[Extracted records]
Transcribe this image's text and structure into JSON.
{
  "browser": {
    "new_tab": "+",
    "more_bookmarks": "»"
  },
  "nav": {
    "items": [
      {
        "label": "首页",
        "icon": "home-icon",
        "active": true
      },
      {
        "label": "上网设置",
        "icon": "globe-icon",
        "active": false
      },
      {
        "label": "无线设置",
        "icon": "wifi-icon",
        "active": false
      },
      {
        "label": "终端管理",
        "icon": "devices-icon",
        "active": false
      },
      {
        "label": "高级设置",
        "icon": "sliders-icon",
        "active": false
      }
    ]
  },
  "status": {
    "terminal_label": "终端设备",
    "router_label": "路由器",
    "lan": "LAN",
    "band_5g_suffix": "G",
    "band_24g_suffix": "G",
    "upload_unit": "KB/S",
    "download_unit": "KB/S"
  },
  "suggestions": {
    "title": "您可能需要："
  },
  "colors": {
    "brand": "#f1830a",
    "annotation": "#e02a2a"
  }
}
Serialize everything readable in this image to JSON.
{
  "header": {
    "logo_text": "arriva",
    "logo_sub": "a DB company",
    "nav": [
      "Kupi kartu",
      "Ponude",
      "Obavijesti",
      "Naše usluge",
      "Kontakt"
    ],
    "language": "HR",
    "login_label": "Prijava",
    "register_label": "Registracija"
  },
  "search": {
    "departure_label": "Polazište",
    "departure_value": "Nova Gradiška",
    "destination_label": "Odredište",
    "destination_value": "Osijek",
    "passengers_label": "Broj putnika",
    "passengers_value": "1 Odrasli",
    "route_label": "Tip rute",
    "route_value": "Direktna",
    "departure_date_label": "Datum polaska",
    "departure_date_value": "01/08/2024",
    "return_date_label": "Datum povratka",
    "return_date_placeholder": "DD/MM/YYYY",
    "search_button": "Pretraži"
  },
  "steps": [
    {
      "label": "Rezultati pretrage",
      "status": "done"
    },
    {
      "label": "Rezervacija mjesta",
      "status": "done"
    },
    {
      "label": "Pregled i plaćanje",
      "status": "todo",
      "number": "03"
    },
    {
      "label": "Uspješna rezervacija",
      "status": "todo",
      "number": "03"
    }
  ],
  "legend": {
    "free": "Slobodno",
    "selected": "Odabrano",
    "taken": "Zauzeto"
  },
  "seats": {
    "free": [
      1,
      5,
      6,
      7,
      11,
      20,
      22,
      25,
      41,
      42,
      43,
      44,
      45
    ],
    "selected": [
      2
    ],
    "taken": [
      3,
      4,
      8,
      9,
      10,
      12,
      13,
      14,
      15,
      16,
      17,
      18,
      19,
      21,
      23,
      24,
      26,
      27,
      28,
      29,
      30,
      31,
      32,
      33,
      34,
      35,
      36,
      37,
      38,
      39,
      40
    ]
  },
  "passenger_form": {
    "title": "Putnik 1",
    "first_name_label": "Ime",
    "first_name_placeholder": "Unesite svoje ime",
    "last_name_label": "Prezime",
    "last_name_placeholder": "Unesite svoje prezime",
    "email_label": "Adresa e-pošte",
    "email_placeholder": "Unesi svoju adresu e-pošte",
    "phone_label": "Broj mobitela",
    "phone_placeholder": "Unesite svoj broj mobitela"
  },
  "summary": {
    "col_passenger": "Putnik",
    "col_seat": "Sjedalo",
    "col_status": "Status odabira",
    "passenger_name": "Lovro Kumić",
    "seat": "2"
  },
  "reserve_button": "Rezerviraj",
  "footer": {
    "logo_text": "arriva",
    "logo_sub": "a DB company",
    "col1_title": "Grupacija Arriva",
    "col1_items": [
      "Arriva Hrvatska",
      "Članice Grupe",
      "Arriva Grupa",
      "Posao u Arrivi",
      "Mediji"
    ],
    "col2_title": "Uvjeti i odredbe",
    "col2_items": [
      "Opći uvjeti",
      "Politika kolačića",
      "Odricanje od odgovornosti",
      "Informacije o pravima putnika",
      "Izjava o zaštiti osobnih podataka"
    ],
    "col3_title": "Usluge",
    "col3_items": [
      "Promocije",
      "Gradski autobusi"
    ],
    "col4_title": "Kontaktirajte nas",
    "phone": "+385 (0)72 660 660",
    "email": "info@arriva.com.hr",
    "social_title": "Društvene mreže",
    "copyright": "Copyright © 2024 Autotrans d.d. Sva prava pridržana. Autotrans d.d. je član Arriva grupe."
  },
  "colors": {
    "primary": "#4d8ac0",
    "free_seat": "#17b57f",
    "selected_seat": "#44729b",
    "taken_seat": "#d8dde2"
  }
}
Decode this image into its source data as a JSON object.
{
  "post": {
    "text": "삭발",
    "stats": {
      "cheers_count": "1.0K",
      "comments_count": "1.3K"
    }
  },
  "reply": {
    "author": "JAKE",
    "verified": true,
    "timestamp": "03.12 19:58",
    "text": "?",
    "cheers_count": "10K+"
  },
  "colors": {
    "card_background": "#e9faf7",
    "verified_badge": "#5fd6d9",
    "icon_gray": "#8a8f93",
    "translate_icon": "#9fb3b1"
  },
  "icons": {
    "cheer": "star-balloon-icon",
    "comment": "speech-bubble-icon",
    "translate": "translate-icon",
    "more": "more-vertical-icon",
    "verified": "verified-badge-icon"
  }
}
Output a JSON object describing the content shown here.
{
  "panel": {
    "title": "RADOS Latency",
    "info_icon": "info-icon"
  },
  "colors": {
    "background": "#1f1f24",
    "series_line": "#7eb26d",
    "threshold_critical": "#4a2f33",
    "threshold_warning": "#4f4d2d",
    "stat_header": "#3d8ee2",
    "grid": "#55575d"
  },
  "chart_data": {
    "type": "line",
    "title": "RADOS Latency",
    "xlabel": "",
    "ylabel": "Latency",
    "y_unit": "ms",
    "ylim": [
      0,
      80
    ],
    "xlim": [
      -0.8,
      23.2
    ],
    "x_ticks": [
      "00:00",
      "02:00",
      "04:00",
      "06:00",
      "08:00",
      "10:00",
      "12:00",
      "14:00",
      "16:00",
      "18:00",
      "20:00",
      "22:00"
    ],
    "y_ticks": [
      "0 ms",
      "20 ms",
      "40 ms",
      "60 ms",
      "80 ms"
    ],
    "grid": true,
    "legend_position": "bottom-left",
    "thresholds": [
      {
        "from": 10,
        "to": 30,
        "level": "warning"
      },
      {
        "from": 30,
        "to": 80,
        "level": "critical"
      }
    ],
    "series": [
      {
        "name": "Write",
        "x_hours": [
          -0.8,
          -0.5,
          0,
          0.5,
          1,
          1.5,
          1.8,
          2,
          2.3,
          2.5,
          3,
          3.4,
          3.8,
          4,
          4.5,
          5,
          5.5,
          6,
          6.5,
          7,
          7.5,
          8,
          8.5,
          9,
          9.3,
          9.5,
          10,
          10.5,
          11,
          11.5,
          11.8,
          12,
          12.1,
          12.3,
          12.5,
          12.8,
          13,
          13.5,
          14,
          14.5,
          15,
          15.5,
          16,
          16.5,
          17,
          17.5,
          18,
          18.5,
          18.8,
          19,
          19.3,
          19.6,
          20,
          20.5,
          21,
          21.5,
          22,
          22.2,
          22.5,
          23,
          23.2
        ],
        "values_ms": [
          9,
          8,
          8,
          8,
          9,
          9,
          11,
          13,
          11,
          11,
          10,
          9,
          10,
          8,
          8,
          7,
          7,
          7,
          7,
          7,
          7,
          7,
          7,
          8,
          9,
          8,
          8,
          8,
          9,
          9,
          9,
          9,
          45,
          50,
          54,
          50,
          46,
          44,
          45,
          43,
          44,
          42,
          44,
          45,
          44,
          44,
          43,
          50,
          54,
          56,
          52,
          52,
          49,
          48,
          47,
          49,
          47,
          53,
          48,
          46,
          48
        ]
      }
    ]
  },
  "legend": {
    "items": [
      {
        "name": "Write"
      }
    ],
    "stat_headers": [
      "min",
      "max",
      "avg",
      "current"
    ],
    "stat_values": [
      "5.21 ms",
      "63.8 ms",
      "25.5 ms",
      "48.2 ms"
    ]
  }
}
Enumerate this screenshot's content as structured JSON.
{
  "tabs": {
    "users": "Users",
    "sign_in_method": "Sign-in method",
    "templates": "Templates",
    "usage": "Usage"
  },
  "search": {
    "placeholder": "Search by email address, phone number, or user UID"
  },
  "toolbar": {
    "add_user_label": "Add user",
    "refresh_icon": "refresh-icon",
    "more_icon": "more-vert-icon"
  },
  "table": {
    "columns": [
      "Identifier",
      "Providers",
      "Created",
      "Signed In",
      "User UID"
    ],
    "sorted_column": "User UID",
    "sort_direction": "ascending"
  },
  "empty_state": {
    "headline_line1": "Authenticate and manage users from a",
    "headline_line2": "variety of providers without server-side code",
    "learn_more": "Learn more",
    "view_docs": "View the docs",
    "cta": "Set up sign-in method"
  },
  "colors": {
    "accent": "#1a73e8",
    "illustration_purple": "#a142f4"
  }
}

*EXERCISE DETAILS*. Copy only this span: the line that contains "Enumerate this screenshot's", the last line, and every line between them.

*EXPECTED OUTPUT*.
Enumerate this screenshot's content as structured JSON.
{
  "tabs": {
    "users": "Users",
    "sign_in_method": "Sign-in method",
    "templates": "Templates",
    "usage": "Usage"
  },
  "search": {
    "placeholder": "Search by email address, phone number, or user UID"
  },
  "toolbar": {
    "add_user_label": "Add user",
    "refresh_icon": "refresh-icon",
    "more_icon": "more-vert-icon"
  },
  "table": {
    "columns": [
      "Identifier",
      "Providers",
      "Created",
      "Signed In",
      "User UID"
    ],
    "sorted_column": "User UID",
    "sort_direction": "ascending"
  },
  "empty_state": {
    "headline_line1": "Authenticate and manage users from a",
    "headline_line2": "variety of providers without server-side code",
    "learn_more": "Learn more",
    "view_docs": "View the docs",
    "cta": "Set up sign-in method"
  },
  "colors": {
    "accent": "#1a73e8",
    "illustration_purple": "#a142f4"
  }
}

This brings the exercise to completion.